> [Given instruction] Scan the records for the word "Water". Copy each line that includes it.

> [Records for the task]
start

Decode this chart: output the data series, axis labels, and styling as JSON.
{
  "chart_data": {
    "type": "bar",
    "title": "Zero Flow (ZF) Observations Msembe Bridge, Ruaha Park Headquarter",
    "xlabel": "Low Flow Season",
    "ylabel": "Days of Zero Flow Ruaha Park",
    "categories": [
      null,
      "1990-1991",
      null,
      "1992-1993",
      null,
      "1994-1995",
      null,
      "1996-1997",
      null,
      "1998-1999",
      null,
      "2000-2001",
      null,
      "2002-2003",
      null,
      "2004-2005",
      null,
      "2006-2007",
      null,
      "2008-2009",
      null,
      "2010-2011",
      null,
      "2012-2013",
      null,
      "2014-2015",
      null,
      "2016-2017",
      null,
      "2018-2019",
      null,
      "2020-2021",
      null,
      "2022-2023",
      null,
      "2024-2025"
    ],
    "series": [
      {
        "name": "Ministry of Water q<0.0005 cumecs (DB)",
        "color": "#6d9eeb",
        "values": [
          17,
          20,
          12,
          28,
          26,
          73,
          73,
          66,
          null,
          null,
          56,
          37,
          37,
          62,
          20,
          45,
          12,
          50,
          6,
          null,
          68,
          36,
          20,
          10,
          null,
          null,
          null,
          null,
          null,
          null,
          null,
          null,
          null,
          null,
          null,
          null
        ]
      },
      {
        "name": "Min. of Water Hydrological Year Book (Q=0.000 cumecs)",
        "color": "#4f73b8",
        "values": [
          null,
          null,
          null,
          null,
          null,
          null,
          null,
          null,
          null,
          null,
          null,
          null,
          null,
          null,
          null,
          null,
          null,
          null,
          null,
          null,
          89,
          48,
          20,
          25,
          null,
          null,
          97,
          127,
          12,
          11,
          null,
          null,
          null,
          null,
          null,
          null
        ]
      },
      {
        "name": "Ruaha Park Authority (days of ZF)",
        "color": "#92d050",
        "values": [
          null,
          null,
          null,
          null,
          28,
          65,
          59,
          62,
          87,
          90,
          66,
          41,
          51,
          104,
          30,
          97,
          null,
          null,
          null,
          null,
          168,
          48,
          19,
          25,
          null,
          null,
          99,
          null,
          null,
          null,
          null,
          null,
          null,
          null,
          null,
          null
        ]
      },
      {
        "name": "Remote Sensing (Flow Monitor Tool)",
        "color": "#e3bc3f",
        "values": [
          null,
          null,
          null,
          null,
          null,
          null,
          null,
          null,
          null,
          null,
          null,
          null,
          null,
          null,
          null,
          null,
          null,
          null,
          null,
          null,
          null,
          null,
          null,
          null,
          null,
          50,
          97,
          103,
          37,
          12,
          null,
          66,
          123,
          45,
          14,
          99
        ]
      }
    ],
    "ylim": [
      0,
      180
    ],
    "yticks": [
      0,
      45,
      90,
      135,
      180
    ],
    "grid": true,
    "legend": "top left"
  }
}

end

> [Result]
        "name": "Ministry of Water q<0.0005 cumecs (DB)",
        "name": "Min. of Water Hydrological Year Book (Q=0.000 cumecs)",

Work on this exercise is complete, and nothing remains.